## Stated goal:
Return all of the lines below exactly as they are.

•••

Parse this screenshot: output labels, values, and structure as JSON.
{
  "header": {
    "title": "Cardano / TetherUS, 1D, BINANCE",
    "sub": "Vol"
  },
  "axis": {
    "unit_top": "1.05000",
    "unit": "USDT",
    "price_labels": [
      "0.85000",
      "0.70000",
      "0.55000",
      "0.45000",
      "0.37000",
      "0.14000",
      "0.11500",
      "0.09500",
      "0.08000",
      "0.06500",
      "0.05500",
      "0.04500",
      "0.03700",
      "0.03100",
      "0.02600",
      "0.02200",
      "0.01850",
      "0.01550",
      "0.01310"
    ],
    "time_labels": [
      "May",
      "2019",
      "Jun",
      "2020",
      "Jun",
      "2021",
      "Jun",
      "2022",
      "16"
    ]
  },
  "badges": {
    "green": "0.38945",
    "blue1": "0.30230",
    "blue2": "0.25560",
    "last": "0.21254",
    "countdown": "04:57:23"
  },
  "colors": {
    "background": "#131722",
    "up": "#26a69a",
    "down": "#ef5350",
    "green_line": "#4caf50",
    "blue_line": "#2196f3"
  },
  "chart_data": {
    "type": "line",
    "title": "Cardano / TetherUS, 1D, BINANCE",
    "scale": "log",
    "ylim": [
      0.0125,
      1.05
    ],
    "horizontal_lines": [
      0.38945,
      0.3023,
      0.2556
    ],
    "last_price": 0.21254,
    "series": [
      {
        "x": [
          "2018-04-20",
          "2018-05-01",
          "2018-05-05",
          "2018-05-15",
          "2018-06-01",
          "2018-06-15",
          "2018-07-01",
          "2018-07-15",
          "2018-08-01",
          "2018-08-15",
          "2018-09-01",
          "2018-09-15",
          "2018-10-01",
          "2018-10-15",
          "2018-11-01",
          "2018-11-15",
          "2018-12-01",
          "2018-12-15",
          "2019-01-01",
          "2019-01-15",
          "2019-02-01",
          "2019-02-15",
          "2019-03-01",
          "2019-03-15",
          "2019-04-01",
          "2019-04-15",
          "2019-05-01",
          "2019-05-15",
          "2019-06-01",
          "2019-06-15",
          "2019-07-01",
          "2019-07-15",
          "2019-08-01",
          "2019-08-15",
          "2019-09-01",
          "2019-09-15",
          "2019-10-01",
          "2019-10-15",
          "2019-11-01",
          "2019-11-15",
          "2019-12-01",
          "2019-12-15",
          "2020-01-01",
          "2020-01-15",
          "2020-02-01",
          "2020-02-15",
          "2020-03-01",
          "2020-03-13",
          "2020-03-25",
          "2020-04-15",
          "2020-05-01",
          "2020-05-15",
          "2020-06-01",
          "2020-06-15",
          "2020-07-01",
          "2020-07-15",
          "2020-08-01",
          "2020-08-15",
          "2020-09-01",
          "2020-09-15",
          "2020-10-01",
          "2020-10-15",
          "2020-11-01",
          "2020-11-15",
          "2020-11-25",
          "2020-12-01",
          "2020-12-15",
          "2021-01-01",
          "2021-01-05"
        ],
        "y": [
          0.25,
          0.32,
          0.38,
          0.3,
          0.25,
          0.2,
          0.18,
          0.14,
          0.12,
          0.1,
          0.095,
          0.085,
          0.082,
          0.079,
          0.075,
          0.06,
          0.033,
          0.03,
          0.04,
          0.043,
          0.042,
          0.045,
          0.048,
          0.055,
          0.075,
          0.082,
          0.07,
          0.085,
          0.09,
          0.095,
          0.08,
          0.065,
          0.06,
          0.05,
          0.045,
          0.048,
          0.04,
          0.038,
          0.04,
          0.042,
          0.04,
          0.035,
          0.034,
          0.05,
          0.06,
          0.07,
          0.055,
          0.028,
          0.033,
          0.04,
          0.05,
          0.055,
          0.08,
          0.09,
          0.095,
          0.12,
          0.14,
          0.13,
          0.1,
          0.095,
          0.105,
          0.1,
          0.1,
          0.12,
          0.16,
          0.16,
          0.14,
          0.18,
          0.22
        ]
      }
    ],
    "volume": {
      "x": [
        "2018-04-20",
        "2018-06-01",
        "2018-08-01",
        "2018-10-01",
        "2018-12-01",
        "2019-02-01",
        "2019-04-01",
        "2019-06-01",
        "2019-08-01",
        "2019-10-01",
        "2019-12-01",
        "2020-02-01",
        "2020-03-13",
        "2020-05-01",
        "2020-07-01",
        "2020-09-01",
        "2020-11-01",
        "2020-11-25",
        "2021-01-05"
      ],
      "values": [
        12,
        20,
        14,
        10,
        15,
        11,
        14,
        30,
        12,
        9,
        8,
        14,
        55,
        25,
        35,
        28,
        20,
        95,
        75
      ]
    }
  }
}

•••

## Solution to this exercise:
Parse this screenshot: output labels, values, and structure as JSON.
{
  "header": {
    "title": "Cardano / TetherUS, 1D, BINANCE",
    "sub": "Vol"
  },
  "axis": {
    "unit_top": "1.05000",
    "unit": "USDT",
    "price_labels": [
      "0.85000",
      "0.70000",
      "0.55000",
      "0.45000",
      "0.37000",
      "0.14000",
      "0.11500",
      "0.09500",
      "0.08000",
      "0.06500",
      "0.05500",
      "0.04500",
      "0.03700",
      "0.03100",
      "0.02600",
      "0.02200",
      "0.01850",
      "0.01550",
      "0.01310"
    ],
    "time_labels": [
      "May",
      "2019",
      "Jun",
      "2020",
      "Jun",
      "2021",
      "Jun",
      "2022",
      "16"
    ]
  },
  "badges": {
    "green": "0.38945",
    "blue1": "0.30230",
    "blue2": "0.25560",
    "last": "0.21254",
    "countdown": "04:57:23"
  },
  "colors": {
    "background": "#131722",
    "up": "#26a69a",
    "down": "#ef5350",
    "green_line": "#4caf50",
    "blue_line": "#2196f3"
  },
  "chart_data": {
    "type": "line",
    "title": "Cardano / TetherUS, 1D, BINANCE",
    "scale": "log",
    "ylim": [
      0.0125,
      1.05
    ],
    "horizontal_lines": [
      0.38945,
      0.3023,
      0.2556
    ],
    "last_price": 0.21254,
    "series": [
      {
        "x": [
          "2018-04-20",
          "2018-05-01",
          "2018-05-05",
          "2018-05-15",
          "2018-06-01",
          "2018-06-15",
          "2018-07-01",
          "2018-07-15",
          "2018-08-01",
          "2018-08-15",
          "2018-09-01",
          "2018-09-15",
          "2018-10-01",
          "2018-10-15",
          "2018-11-01",
          "2018-11-15",
          "2018-12-01",
          "2018-12-15",
          "2019-01-01",
          "2019-01-15",
          "2019-02-01",
          "2019-02-15",
          "2019-03-01",
          "2019-03-15",
          "2019-04-01",
          "2019-04-15",
          "2019-05-01",
          "2019-05-15",
          "2019-06-01",
          "2019-06-15",
          "2019-07-01",
          "2019-07-15",
          "2019-08-01",
          "2019-08-15",
          "2019-09-01",
          "2019-09-15",
          "2019-10-01",
          "2019-10-15",
          "2019-11-01",
          "2019-11-15",
          "2019-12-01",
          "2019-12-15",
          "2020-01-01",
          "2020-01-15",
          "2020-02-01",
          "2020-02-15",
          "2020-03-01",
          "2020-03-13",
          "2020-03-25",
          "2020-04-15",
          "2020-05-01",
          "2020-05-15",
          "2020-06-01",
          "2020-06-15",
          "2020-07-01",
          "2020-07-15",
          "2020-08-01",
          "2020-08-15",
          "2020-09-01",
          "2020-09-15",
          "2020-10-01",
          "2020-10-15",
          "2020-11-01",
          "2020-11-15",
          "2020-11-25",
          "2020-12-01",
          "2020-12-15",
          "2021-01-01",
          "2021-01-05"
        ],
        "y": [
          0.25,
          0.32,
          0.38,
          0.3,
          0.25,
          0.2,
          0.18,
          0.14,
          0.12,
          0.1,
          0.095,
          0.085,
          0.082,
          0.079,
          0.075,
          0.06,
          0.033,
          0.03,
          0.04,
          0.043,
          0.042,
          0.045,
          0.048,
          0.055,
          0.075,
          0.082,
          0.07,
          0.085,
          0.09,
          0.095,
          0.08,
          0.065,
          0.06,
          0.05,
          0.045,
          0.048,
          0.04,
          0.038,
          0.04,
          0.042,
          0.04,
          0.035,
          0.034,
          0.05,
          0.06,
          0.07,
          0.055,
          0.028,
          0.033,
          0.04,
          0.05,
          0.055,
          0.08,
          0.09,
          0.095,
          0.12,
          0.14,
          0.13,
          0.1,
          0.095,
          0.105,
          0.1,
          0.1,
          0.12,
          0.16,
          0.16,
          0.14,
          0.18,
          0.22
        ]
      }
    ],
    "volume": {
      "x": [
        "2018-04-20",
        "2018-06-01",
        "2018-08-01",
        "2018-10-01",
        "2018-12-01",
        "2019-02-01",
        "2019-04-01",
        "2019-06-01",
        "2019-08-01",
        "2019-10-01",
        "2019-12-01",
        "2020-02-01",
        "2020-03-13",
        "2020-05-01",
        "2020-07-01",
        "2020-09-01",
        "2020-11-01",
        "2020-11-25",
        "2021-01-05"
      ],
      "values": [
        12,
        20,
        14,
        10,
        15,
        11,
        14,
        30,
        12,
        9,
        8,
        14,
        55,
        25,
        35,
        28,
        20,
        95,
        75
      ]
    }
  }
}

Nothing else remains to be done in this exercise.